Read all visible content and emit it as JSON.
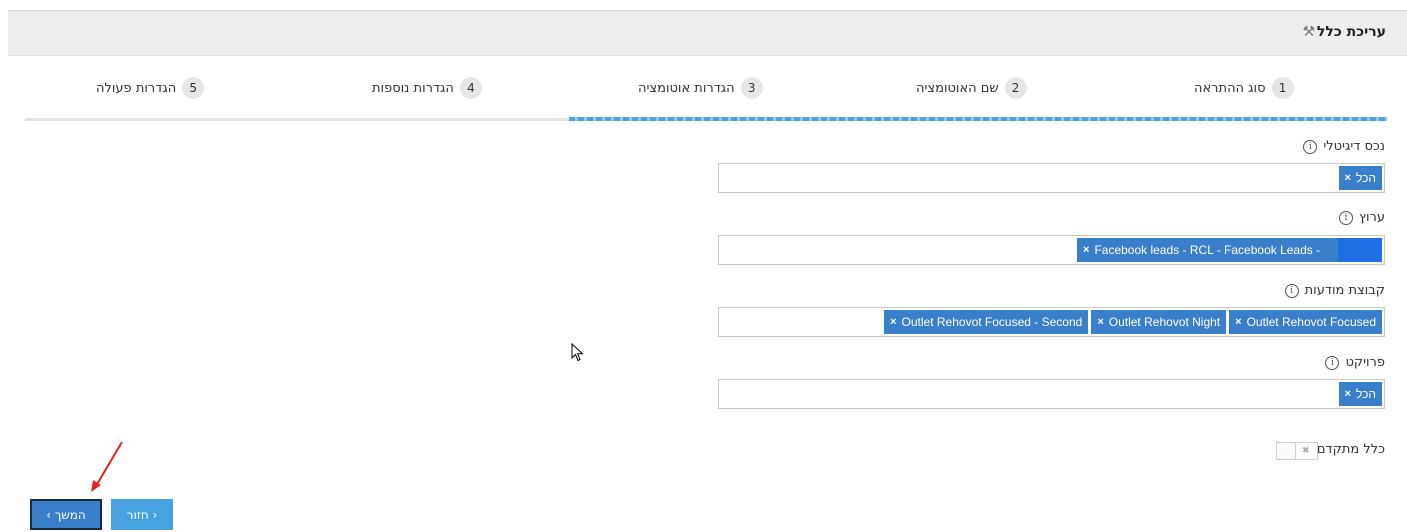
{
  "header": {
    "title": "עריכת כלל",
    "icon": "wrench-icon"
  },
  "steps": [
    {
      "num": "1",
      "label": "סוג ההתראה"
    },
    {
      "num": "2",
      "label": "שם האוטומציה"
    },
    {
      "num": "3",
      "label": "הגדרות אוטומציה"
    },
    {
      "num": "4",
      "label": "הגדרות נוספות"
    },
    {
      "num": "5",
      "label": "הגדרות פעולה"
    }
  ],
  "fields": {
    "digital_asset": {
      "label": "נכס דיגיטלי",
      "tags": [
        "הכל"
      ]
    },
    "channel": {
      "label": "ערוץ",
      "tags": [
        "Facebook leads - RCL - Facebook Leads -"
      ]
    },
    "ad_group": {
      "label": "קבוצת מודעות",
      "tags": [
        "Outlet Rehovot Focused",
        "Outlet Rehovot Night",
        "Outlet Rehovot Focused - Second"
      ]
    },
    "project": {
      "label": "פרויקט",
      "tags": [
        "הכל"
      ]
    }
  },
  "advanced_rule": {
    "label": "כלל מתקדם",
    "enabled": false
  },
  "buttons": {
    "next": "המשך ›",
    "back": "‹ חזור"
  },
  "colors": {
    "tag": "#3a7fc9",
    "progress": "#4aa6d6",
    "header_bg": "#eeeeee"
  }
}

==================================================

■ EXERCISE ■
Using the records above, pull out each line where the word "Rehovot" occurs.

■ RESPONSE FOR THIS EXERCISE ■
        "Outlet Rehovot Focused",
        "Outlet Rehovot Night",
        "Outlet Rehovot Focused - Second"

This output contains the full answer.